| THE TASK |
Transcribe every line of the records verbatim.
# # # # #
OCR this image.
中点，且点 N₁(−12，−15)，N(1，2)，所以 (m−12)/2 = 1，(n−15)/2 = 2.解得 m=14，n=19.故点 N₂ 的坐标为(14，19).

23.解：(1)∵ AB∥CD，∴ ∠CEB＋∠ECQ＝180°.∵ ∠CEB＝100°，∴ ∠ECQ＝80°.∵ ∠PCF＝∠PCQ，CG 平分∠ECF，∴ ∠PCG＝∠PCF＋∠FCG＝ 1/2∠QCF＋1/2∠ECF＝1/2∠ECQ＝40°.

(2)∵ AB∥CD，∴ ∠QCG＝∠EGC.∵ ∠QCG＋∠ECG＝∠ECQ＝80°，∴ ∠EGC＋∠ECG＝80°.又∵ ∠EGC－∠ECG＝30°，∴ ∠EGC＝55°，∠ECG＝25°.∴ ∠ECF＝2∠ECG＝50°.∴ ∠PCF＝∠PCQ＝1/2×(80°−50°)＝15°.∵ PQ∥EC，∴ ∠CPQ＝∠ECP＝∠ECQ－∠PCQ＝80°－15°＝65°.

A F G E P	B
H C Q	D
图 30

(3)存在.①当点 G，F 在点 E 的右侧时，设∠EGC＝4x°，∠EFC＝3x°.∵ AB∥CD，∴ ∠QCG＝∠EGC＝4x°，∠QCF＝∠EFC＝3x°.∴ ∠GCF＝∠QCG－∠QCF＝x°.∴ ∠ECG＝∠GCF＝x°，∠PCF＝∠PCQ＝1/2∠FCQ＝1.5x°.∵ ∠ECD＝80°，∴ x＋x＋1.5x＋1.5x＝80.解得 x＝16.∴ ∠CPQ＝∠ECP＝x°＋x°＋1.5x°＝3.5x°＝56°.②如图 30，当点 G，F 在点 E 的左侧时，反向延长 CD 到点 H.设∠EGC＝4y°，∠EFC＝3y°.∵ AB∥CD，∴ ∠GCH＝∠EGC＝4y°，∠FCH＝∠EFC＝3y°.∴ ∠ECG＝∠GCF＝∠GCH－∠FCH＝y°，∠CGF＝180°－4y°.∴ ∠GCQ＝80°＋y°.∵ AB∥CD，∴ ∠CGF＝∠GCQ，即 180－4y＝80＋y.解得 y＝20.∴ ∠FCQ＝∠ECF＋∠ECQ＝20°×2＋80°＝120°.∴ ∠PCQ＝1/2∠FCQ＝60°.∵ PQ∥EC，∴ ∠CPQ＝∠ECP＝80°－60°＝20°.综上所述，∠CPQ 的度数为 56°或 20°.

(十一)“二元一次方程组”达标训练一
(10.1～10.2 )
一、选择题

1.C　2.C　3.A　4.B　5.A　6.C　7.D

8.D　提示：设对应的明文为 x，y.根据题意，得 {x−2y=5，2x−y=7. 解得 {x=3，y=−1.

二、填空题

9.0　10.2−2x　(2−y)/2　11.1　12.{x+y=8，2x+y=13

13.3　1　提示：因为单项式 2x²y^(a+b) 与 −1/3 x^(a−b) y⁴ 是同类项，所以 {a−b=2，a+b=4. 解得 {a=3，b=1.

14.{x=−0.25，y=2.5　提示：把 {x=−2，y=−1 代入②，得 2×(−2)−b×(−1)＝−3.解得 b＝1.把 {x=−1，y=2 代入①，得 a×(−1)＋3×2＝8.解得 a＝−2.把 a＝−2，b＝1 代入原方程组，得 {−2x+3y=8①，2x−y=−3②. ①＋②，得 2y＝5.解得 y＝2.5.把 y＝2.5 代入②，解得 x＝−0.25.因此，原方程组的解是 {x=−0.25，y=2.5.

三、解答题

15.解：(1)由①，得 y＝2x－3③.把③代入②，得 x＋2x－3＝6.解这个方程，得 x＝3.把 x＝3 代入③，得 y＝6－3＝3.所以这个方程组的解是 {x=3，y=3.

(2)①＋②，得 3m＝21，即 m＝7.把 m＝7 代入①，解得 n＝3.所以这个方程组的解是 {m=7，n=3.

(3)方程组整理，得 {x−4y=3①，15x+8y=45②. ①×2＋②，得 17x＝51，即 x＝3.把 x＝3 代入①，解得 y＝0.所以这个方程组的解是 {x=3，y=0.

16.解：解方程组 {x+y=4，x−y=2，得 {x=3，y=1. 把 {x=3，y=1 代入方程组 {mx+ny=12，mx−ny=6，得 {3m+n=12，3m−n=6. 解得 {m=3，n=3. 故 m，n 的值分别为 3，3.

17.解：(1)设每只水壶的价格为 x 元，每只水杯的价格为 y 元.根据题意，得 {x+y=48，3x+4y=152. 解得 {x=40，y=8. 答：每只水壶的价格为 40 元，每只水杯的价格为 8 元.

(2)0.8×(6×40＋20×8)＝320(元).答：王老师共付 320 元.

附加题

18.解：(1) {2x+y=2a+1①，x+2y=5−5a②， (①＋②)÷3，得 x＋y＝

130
# # # # #
| FINAL RESULT |
OCR this image.
中点，且点 N₁(−12，−15)，N(1，2)，所以 (m−12)/2 = 1，(n−15)/2 = 2.解得 m=14，n=19.故点 N₂ 的坐标为(14，19).

23.解：(1)∵ AB∥CD，∴ ∠CEB＋∠ECQ＝180°.∵ ∠CEB＝100°，∴ ∠ECQ＝80°.∵ ∠PCF＝∠PCQ，CG 平分∠ECF，∴ ∠PCG＝∠PCF＋∠FCG＝ 1/2∠QCF＋1/2∠ECF＝1/2∠ECQ＝40°.

(2)∵ AB∥CD，∴ ∠QCG＝∠EGC.∵ ∠QCG＋∠ECG＝∠ECQ＝80°，∴ ∠EGC＋∠ECG＝80°.又∵ ∠EGC－∠ECG＝30°，∴ ∠EGC＝55°，∠ECG＝25°.∴ ∠ECF＝2∠ECG＝50°.∴ ∠PCF＝∠PCQ＝1/2×(80°−50°)＝15°.∵ PQ∥EC，∴ ∠CPQ＝∠ECP＝∠ECQ－∠PCQ＝80°－15°＝65°.

A F G E P	B
H C Q	D
图 30

(3)存在.①当点 G，F 在点 E 的右侧时，设∠EGC＝4x°，∠EFC＝3x°.∵ AB∥CD，∴ ∠QCG＝∠EGC＝4x°，∠QCF＝∠EFC＝3x°.∴ ∠GCF＝∠QCG－∠QCF＝x°.∴ ∠ECG＝∠GCF＝x°，∠PCF＝∠PCQ＝1/2∠FCQ＝1.5x°.∵ ∠ECD＝80°，∴ x＋x＋1.5x＋1.5x＝80.解得 x＝16.∴ ∠CPQ＝∠ECP＝x°＋x°＋1.5x°＝3.5x°＝56°.②如图 30，当点 G，F 在点 E 的左侧时，反向延长 CD 到点 H.设∠EGC＝4y°，∠EFC＝3y°.∵ AB∥CD，∴ ∠GCH＝∠EGC＝4y°，∠FCH＝∠EFC＝3y°.∴ ∠ECG＝∠GCF＝∠GCH－∠FCH＝y°，∠CGF＝180°－4y°.∴ ∠GCQ＝80°＋y°.∵ AB∥CD，∴ ∠CGF＝∠GCQ，即 180－4y＝80＋y.解得 y＝20.∴ ∠FCQ＝∠ECF＋∠ECQ＝20°×2＋80°＝120°.∴ ∠PCQ＝1/2∠FCQ＝60°.∵ PQ∥EC，∴ ∠CPQ＝∠ECP＝80°－60°＝20°.综上所述，∠CPQ 的度数为 56°或 20°.

(十一)“二元一次方程组”达标训练一
(10.1～10.2 )
一、选择题

1.C　2.C　3.A　4.B　5.A　6.C　7.D

8.D　提示：设对应的明文为 x，y.根据题意，得 {x−2y=5，2x−y=7. 解得 {x=3，y=−1.

二、填空题

9.0　10.2−2x　(2−y)/2　11.1　12.{x+y=8，2x+y=13

13.3　1　提示：因为单项式 2x²y^(a+b) 与 −1/3 x^(a−b) y⁴ 是同类项，所以 {a−b=2，a+b=4. 解得 {a=3，b=1.

14.{x=−0.25，y=2.5　提示：把 {x=−2，y=−1 代入②，得 2×(−2)−b×(−1)＝−3.解得 b＝1.把 {x=−1，y=2 代入①，得 a×(−1)＋3×2＝8.解得 a＝−2.把 a＝−2，b＝1 代入原方程组，得 {−2x+3y=8①，2x−y=−3②. ①＋②，得 2y＝5.解得 y＝2.5.把 y＝2.5 代入②，解得 x＝−0.25.因此，原方程组的解是 {x=−0.25，y=2.5.

三、解答题

15.解：(1)由①，得 y＝2x－3③.把③代入②，得 x＋2x－3＝6.解这个方程，得 x＝3.把 x＝3 代入③，得 y＝6－3＝3.所以这个方程组的解是 {x=3，y=3.

(2)①＋②，得 3m＝21，即 m＝7.把 m＝7 代入①，解得 n＝3.所以这个方程组的解是 {m=7，n=3.

(3)方程组整理，得 {x−4y=3①，15x+8y=45②. ①×2＋②，得 17x＝51，即 x＝3.把 x＝3 代入①，解得 y＝0.所以这个方程组的解是 {x=3，y=0.

16.解：解方程组 {x+y=4，x−y=2，得 {x=3，y=1. 把 {x=3，y=1 代入方程组 {mx+ny=12，mx−ny=6，得 {3m+n=12，3m−n=6. 解得 {m=3，n=3. 故 m，n 的值分别为 3，3.

17.解：(1)设每只水壶的价格为 x 元，每只水杯的价格为 y 元.根据题意，得 {x+y=48，3x+4y=152. 解得 {x=40，y=8. 答：每只水壶的价格为 40 元，每只水杯的价格为 8 元.

(2)0.8×(6×40＋20×8)＝320(元).答：王老师共付 320 元.

附加题

18.解：(1) {2x+y=2a+1①，x+2y=5−5a②， (①＋②)÷3，得 x＋y＝

130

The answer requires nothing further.